[Apologies for the poor formatting. Articles like this appear everyday
on JRL] --SP.




Johnson's Russia List
#3456
22 August 1999
[EMAIL PROTECTED]

*******

#4
New York Times
August 22, 1999
[for personal use only]
Russian Money-Laundering Investigation Finds Familiar Swiss Banker in
the 
By TIMOTHY L. O'BRIEN with RAYMOND BONNER

At the intersection of illicit Russian money and the Bank of New York is
Bruce 
Rappaport, a Swiss banker who has had brushes with governmental
investigators 
in the past and who has long had an important connection to the bank. 

Together with the Bank of New York, Rappaport owns a bank in Switzerland
that 
helped provide the American bank with important business contacts in
Russia, 
according to Western bankers familiar with the operation. 

And millions of dollars that were channeled through the Swiss bank,
known as 
Bank of New York-Inter Maritime, are linked to what Federal
investigators 
describe as possibly one of the biggest money-laundering schemes in the 
United States, according to a person close to the investigation.

SUPPLIED INFORMATION -
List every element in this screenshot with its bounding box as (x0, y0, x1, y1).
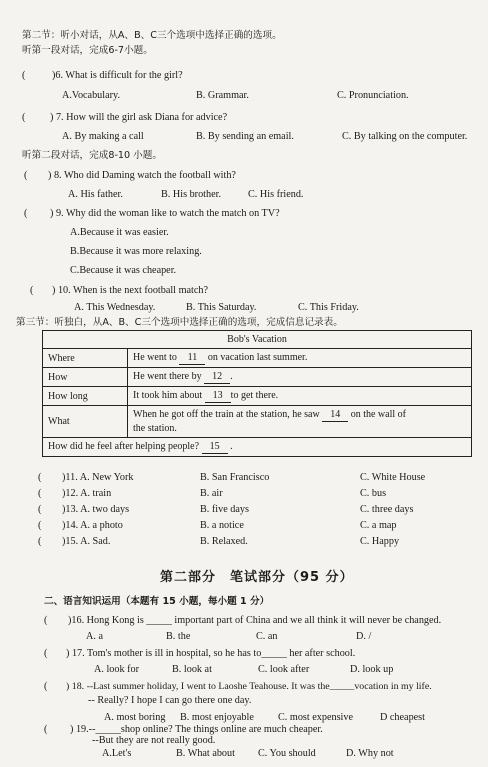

INSTRUCTION -
According to the news article on Russian money laundering, why does Bruce Rappaport stand at the intersection of illicit Russian money and the Bank of New York? Answer in one to three sentences.

EXERCISE RESULT -
Rappaport and the Bank of New York jointly own a Swiss bank, Bank of New York-Inter Maritime, which helped provide the American bank with important business contacts in Russia. Millions of dollars channeled through that Swiss bank are linked to what federal investigators describe as possibly one of the biggest money-laundering schemes in the United States.